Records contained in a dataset
********************

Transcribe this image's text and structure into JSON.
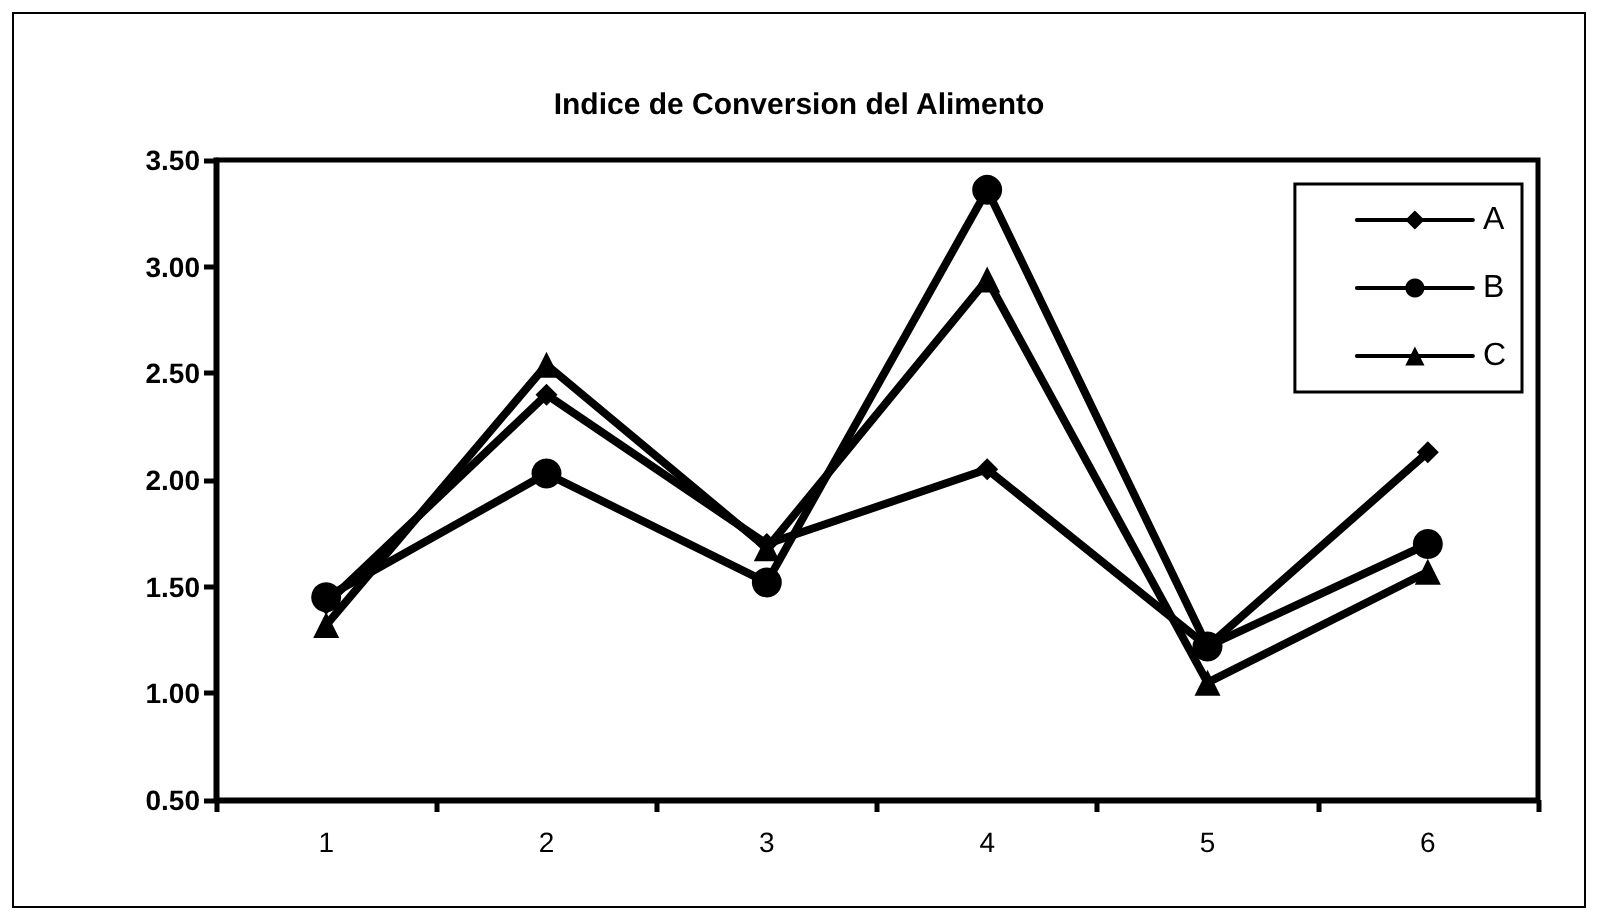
{
  "chart_data": {
    "type": "line",
    "title": "Indice de Conversion del Alimento",
    "categories": [
      "1",
      "2",
      "3",
      "4",
      "5",
      "6"
    ],
    "series": [
      {
        "name": "A",
        "color": "#000000",
        "marker": "diamond",
        "values": [
          1.42,
          2.4,
          1.7,
          2.05,
          1.22,
          2.13
        ]
      },
      {
        "name": "B",
        "color": "#000000",
        "marker": "circle",
        "values": [
          1.45,
          2.03,
          1.52,
          3.36,
          1.22,
          1.7
        ]
      },
      {
        "name": "C",
        "color": "#000000",
        "marker": "triangle",
        "values": [
          1.32,
          2.54,
          1.68,
          2.94,
          1.05,
          1.57
        ]
      }
    ],
    "ylim": [
      0.5,
      3.5
    ],
    "yticks": [
      {
        "value": 0.5,
        "label": "0.50"
      },
      {
        "value": 1,
        "label": "1.00"
      },
      {
        "value": 1.5,
        "label": "1.50"
      },
      {
        "value": 2,
        "label": "2.00"
      },
      {
        "value": 2.5,
        "label": "2.50"
      },
      {
        "value": 3,
        "label": "3.00"
      },
      {
        "value": 3.5,
        "label": "3.50"
      }
    ],
    "grid": false,
    "legend": "top right",
    "line_style": "solid"
  }
}
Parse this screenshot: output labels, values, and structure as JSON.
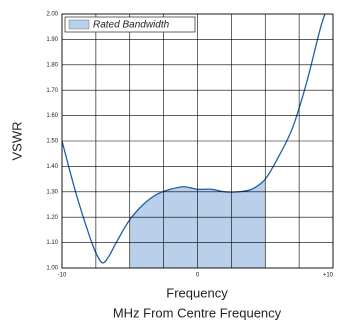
{
  "chart_data": {
    "type": "line",
    "y_label": "VSWR",
    "x_label": "Frequency",
    "x_sublabel": "MHz From Centre Frequency",
    "x": [
      -10,
      -9,
      -8,
      -7.5,
      -7,
      -6.5,
      -6,
      -5,
      -4,
      -3,
      -2,
      -1,
      0,
      1,
      2,
      3,
      4,
      5,
      6,
      7,
      8,
      9,
      9.4
    ],
    "series": [
      {
        "name": "VSWR",
        "color": "#1f5fa8",
        "values": [
          1.5,
          1.3,
          1.13,
          1.06,
          1.02,
          1.05,
          1.1,
          1.19,
          1.25,
          1.29,
          1.31,
          1.32,
          1.31,
          1.31,
          1.3,
          1.3,
          1.31,
          1.35,
          1.44,
          1.55,
          1.72,
          1.93,
          2.0
        ]
      }
    ],
    "band": {
      "name": "Rated Bandwidth",
      "color": "#b8d0ea",
      "range": [
        -5,
        5
      ]
    },
    "xlim": [
      -10,
      10
    ],
    "ylim": [
      1,
      2
    ],
    "xticks": [
      -10,
      0,
      {
        "value": 10,
        "label": "+10"
      }
    ],
    "xgrid": [
      -10,
      -7.5,
      -5,
      -2.5,
      0,
      2.5,
      5,
      7.5,
      10
    ],
    "yticks": [
      {
        "value": 1,
        "label": "1.00"
      },
      {
        "value": 1.1,
        "label": "1.10"
      },
      {
        "value": 1.2,
        "label": "1.20"
      },
      {
        "value": 1.3,
        "label": "1.30"
      },
      {
        "value": 1.4,
        "label": "1.40"
      },
      {
        "value": 1.5,
        "label": "1.50"
      },
      {
        "value": 1.6,
        "label": "1.60"
      },
      {
        "value": 1.7,
        "label": "1.70"
      },
      {
        "value": 1.8,
        "label": "1.80"
      },
      {
        "value": 1.9,
        "label": "1.90"
      },
      {
        "value": 2,
        "label": "2.00"
      }
    ],
    "grid": true,
    "legend": "top-left"
  }
}
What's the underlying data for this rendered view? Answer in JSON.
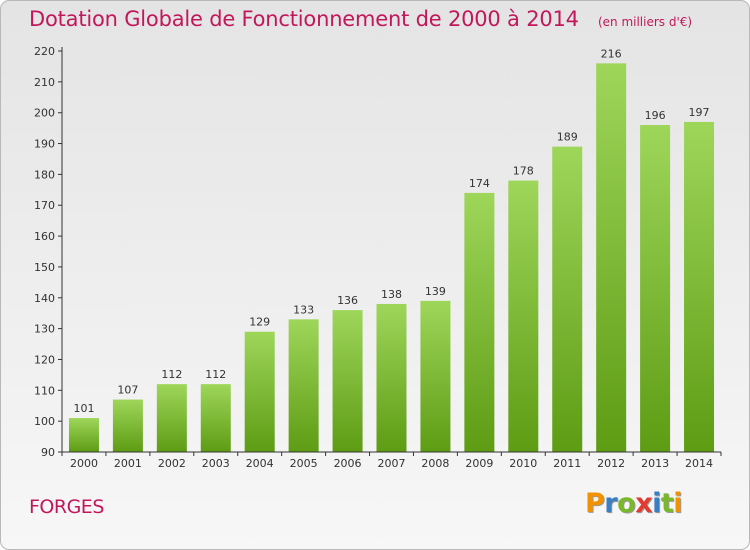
{
  "title": "Dotation Globale de Fonctionnement de 2000 à 2014",
  "unit_note": "(en milliers d'€)",
  "commune": "FORGES",
  "brand": {
    "letters": [
      "P",
      "r",
      "o",
      "x",
      "i",
      "t",
      "i"
    ],
    "colors": [
      "#f39200",
      "#3a7fc1",
      "#7ab829",
      "#e23b2f",
      "#3a7fc1",
      "#7ab829",
      "#f39200"
    ]
  },
  "colors": {
    "accent": "#c2185b",
    "bar_top": "#9ed65a",
    "bar_bottom": "#5e9c14"
  },
  "chart_data": {
    "type": "bar",
    "title": "Dotation Globale de Fonctionnement de 2000 à 2014",
    "categories": [
      "2000",
      "2001",
      "2002",
      "2003",
      "2004",
      "2005",
      "2006",
      "2007",
      "2008",
      "2009",
      "2010",
      "2011",
      "2012",
      "2013",
      "2014"
    ],
    "values": [
      101,
      107,
      112,
      112,
      129,
      133,
      136,
      138,
      139,
      174,
      178,
      189,
      216,
      196,
      197
    ],
    "ylim": [
      90,
      220
    ],
    "yticks": [
      90,
      100,
      110,
      120,
      130,
      140,
      150,
      160,
      170,
      180,
      190,
      200,
      210,
      220
    ],
    "grid": false,
    "legend": "none",
    "data_labels": true
  }
}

********************

■ **Work to do**
Reproduce the lines from the line with "What's the underlying" through the last line of the entries exactly, including both ends and excluding pictures.

■ **Solution**
What's the underlying data for this rendered view? Answer in JSON.
{
  "title": "Dotation Globale de Fonctionnement de 2000 à 2014",
  "unit_note": "(en milliers d'€)",
  "commune": "FORGES",
  "brand": {
    "letters": [
      "P",
      "r",
      "o",
      "x",
      "i",
      "t",
      "i"
    ],
    "colors": [
      "#f39200",
      "#3a7fc1",
      "#7ab829",
      "#e23b2f",
      "#3a7fc1",
      "#7ab829",
      "#f39200"
    ]
  },
  "colors": {
    "accent": "#c2185b",
    "bar_top": "#9ed65a",
    "bar_bottom": "#5e9c14"
  },
  "chart_data": {
    "type": "bar",
    "title": "Dotation Globale de Fonctionnement de 2000 à 2014",
    "categories": [
      "2000",
      "2001",
      "2002",
      "2003",
      "2004",
      "2005",
      "2006",
      "2007",
      "2008",
      "2009",
      "2010",
      "2011",
      "2012",
      "2013",
      "2014"
    ],
    "values": [
      101,
      107,
      112,
      112,
      129,
      133,
      136,
      138,
      139,
      174,
      178,
      189,
      216,
      196,
      197
    ],
    "ylim": [
      90,
      220
    ],
    "yticks": [
      90,
      100,
      110,
      120,
      130,
      140,
      150,
      160,
      170,
      180,
      190,
      200,
      210,
      220
    ],
    "grid": false,
    "legend": "none",
    "data_labels": true
  }
}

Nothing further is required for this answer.